▸ TASK TO COMPLETE
Extract the complete listing and repeat it word for word.

▸ RECORDS FOR THIS TASK

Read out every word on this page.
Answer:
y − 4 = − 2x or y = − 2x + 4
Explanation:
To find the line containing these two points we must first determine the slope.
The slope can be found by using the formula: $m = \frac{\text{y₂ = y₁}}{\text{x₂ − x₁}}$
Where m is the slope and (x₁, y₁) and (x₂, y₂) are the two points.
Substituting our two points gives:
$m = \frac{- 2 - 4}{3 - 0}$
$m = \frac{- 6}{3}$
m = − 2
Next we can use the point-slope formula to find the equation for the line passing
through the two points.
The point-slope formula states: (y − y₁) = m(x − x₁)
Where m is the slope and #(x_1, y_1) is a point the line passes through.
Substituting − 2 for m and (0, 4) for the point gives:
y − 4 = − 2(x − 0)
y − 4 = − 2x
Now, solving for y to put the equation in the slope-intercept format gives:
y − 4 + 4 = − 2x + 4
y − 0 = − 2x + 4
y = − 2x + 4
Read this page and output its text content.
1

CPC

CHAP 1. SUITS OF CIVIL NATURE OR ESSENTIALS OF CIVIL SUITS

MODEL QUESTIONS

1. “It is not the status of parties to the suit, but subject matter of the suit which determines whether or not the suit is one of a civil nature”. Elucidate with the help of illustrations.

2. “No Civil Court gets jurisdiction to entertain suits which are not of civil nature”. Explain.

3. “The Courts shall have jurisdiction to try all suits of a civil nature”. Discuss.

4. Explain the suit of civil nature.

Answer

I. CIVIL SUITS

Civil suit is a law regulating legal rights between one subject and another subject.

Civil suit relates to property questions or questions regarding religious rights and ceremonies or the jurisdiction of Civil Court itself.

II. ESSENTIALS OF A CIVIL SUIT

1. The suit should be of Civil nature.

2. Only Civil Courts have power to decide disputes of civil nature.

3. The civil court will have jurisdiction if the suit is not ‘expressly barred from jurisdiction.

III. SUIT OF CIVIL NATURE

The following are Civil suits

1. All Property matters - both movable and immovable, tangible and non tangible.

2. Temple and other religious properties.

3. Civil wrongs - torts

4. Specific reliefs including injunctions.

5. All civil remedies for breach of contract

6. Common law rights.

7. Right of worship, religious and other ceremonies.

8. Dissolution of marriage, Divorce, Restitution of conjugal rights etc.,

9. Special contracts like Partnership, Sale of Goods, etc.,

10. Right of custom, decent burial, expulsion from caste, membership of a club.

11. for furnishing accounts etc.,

▸ FINISHED EXERCISE
Read out every word on this page.
Answer:
y − 4 = − 2x or y = − 2x + 4
Explanation:
To find the line containing these two points we must first determine the slope.
The slope can be found by using the formula: $m = \frac{\text{y₂ = y₁}}{\text{x₂ − x₁}}$
Where m is the slope and (x₁, y₁) and (x₂, y₂) are the two points.
Substituting our two points gives:
$m = \frac{- 2 - 4}{3 - 0}$
$m = \frac{- 6}{3}$
m = − 2
Next we can use the point-slope formula to find the equation for the line passing
through the two points.
The point-slope formula states: (y − y₁) = m(x − x₁)
Where m is the slope and #(x_1, y_1) is a point the line passes through.
Substituting − 2 for m and (0, 4) for the point gives:
y − 4 = − 2(x − 0)
y − 4 = − 2x
Now, solving for y to put the equation in the slope-intercept format gives:
y − 4 + 4 = − 2x + 4
y − 0 = − 2x + 4
y = − 2x + 4
Read this page and output its text content.
1

CPC

CHAP 1. SUITS OF CIVIL NATURE OR ESSENTIALS OF CIVIL SUITS

MODEL QUESTIONS

1. “It is not the status of parties to the suit, but subject matter of the suit which determines whether or not the suit is one of a civil nature”. Elucidate with the help of illustrations.

2. “No Civil Court gets jurisdiction to entertain suits which are not of civil nature”. Explain.

3. “The Courts shall have jurisdiction to try all suits of a civil nature”. Discuss.

4. Explain the suit of civil nature.

Answer

I. CIVIL SUITS

Civil suit is a law regulating legal rights between one subject and another subject.

Civil suit relates to property questions or questions regarding religious rights and ceremonies or the jurisdiction of Civil Court itself.

II. ESSENTIALS OF A CIVIL SUIT

1. The suit should be of Civil nature.

2. Only Civil Courts have power to decide disputes of civil nature.

3. The civil court will have jurisdiction if the suit is not ‘expressly barred from jurisdiction.

III. SUIT OF CIVIL NATURE

The following are Civil suits

1. All Property matters - both movable and immovable, tangible and non tangible.

2. Temple and other religious properties.

3. Civil wrongs - torts

4. Specific reliefs including injunctions.

5. All civil remedies for breach of contract

6. Common law rights.

7. Right of worship, religious and other ceremonies.

8. Dissolution of marriage, Divorce, Restitution of conjugal rights etc.,

9. Special contracts like Partnership, Sale of Goods, etc.,

10. Right of custom, decent burial, expulsion from caste, membership of a club.

11. for furnishing accounts etc.,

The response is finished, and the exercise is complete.